§ **DOCUMENT TEXT**
[Start of Attachment]
February Cover: Future Perfect by Guido Palau

Redken Global Creative Director Guido presents a collection of hairstyles inspired by the runway. 

All of his work, even the most glamorous, has an edge to it, what he describes as a stylized, punky feeling. “I try to get into the nuance of it,” says Guido, who does not want to be pigeonholed. “I never say I do this kind of hair or that kind of hair. As soon as you say that, it’s your cross to bear.”  Known as the leading trendsetter in the fashion industry, Guido collaborates with as many as 30 fashion designers each season. “Fashion matters,” says Guido, whose advice is to distill what you see on the runway and make it a point of inspiration for yourself or for your clients, borrowing elements from each look. “Runway is for discussion,” he says. “Hairdressers need to keep pushing, use products in a new way. If we didn’t have grunge in the ‘90s, we wouldn’t have beach waves today, and when hairdressers start reacting against beach waves, we’ll have the next big idea.” For our cover story, Guido took a very clinical approach to showing style. All of the hair color is black, all of the clothing is monochromatic or silver, and all of the models are in profile. Taking old proportions and showing them in a new way, reinterpreting the work he did for Prada or Marc Jacobs, Guido has created something that’s almost futuristic. “Everyone hated punk at first, but its influence is still being felt. We’ve appropriated elements of it, like exaggerated texture or roughness in a blowout,” says Guido, who believes that it’s the appropriation of ideas from previous decades that makes you question hair—is it old, is it new, what is it? The photographs themselves on these six pages resemble Dutch paintings that have been computer-generated, a stylistic decision designed to make Guido’s point, which is simply, “You can’t go forward without taking something from the past.” What you take away from this exercise is up to you. All that’s required is that you keep an open mind.

Photographer: Matt Irwin

The idea was to create a bridge between old and new. It's a look that Guido describes as "very Avatar, very futuristic but with a tribal influence."
At Alexander McQueen for Spring 2016, Guido used a needle and cotton thread to sew long hair onto the head. "There's something weirdly romantic about it," Guido says of this look, which is a lot shorter and has tendrils at the sides to suggest modernity. "Think of it as a cross between classicism and futurism."
Intrigued by the whole androgynous moment we're experiencing in fashion and beauty, Guido drew inspiration from '50s bad boys and women in the '70s "who were kind of tough or strange, but might also have French sophistication."
"All of my work moves from past to future," says Guido of this image, which he describes as "painterly." Indeed, there are elements here that suggest paintings of noblewomen from the Middle Ages, but he also pays homage to the children in their "awkward bowl cuts" in the 1960 British horror film, Village of the Damned.
This image recalls the fine are prints or ink paintings of Japanese geishas, while the silver hair clips provide a futuristic element.
[End of Attachment]
§ **WORK INSTRUCTIONS**
[a] Reproduce the passage of the cover story that opens with the words containing "Intrigued by the" and closes with "of the Damned.", changing "Middle Ages" to "Renaissance".
[b] According to the cover story, with how many fashion designers does Guido collaborate each season?
The rows that follow have no connection to the cover story.

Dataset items
[Start of Attachment]
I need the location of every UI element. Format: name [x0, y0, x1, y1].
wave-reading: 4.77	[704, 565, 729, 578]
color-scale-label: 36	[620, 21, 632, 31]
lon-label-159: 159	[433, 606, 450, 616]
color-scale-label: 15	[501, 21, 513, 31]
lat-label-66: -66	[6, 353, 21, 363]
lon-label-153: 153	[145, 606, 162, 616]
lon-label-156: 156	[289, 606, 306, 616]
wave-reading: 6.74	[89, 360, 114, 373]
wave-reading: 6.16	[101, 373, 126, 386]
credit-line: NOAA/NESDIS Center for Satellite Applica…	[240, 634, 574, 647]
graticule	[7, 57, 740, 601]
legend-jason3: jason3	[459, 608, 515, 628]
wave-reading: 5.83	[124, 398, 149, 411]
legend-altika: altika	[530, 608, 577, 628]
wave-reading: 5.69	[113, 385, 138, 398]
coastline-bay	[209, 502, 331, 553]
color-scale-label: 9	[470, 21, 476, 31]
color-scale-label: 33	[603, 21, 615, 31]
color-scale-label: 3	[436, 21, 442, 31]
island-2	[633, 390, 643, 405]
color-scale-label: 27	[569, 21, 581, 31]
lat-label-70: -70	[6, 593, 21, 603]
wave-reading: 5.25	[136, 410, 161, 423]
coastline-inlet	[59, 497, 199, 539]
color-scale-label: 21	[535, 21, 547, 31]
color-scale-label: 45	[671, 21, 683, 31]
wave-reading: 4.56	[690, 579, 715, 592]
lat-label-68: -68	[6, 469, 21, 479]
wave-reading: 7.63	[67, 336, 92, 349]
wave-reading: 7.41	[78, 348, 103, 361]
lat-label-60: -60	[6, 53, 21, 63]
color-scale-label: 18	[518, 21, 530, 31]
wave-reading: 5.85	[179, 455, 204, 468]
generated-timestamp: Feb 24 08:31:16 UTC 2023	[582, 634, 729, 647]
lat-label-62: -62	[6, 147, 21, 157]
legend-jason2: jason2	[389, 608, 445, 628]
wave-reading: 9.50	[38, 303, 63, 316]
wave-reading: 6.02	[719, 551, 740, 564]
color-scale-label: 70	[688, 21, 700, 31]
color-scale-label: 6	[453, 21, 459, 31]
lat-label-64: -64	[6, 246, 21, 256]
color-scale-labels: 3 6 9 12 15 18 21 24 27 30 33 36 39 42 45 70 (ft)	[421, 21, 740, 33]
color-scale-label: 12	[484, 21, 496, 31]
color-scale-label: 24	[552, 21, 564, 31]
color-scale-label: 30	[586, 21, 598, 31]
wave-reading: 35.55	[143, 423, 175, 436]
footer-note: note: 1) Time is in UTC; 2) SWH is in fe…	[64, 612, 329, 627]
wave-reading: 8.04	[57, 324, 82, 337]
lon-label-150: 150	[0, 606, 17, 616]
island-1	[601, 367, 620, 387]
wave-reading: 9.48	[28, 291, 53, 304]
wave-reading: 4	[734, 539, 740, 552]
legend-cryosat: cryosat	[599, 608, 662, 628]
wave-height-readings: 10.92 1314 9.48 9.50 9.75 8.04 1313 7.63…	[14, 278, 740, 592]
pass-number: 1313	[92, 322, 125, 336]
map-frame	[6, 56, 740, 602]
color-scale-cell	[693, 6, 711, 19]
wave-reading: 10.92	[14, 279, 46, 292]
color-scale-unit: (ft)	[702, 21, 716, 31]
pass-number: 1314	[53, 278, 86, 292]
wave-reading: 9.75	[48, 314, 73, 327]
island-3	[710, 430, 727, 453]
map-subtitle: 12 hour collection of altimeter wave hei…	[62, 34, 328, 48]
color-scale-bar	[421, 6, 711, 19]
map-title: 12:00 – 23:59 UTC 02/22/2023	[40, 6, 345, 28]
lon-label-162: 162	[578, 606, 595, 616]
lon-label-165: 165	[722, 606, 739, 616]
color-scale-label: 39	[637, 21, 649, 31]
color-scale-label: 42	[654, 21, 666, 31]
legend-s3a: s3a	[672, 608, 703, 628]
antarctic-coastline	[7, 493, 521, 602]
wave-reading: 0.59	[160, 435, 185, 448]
[End of Attachment]
§ **SOLUTIONS BELOW**
[a]
Intrigued by the whole androgynous moment we're experiencing in fashion and beauty, Guido drew inspiration from '50s bad boys and women in the '70s "who were kind of tough or strange, but might also have French sophistication."
"All of my work moves from past to future," says Guido of this image, which he describes as "painterly." Indeed, there are elements here that suggest paintings of noblewomen from the Renaissance, but he also pays homage to the children in their "awkward bowl cuts" in the 1960 British horror film, Village of the Damned.

[b] As many as 30.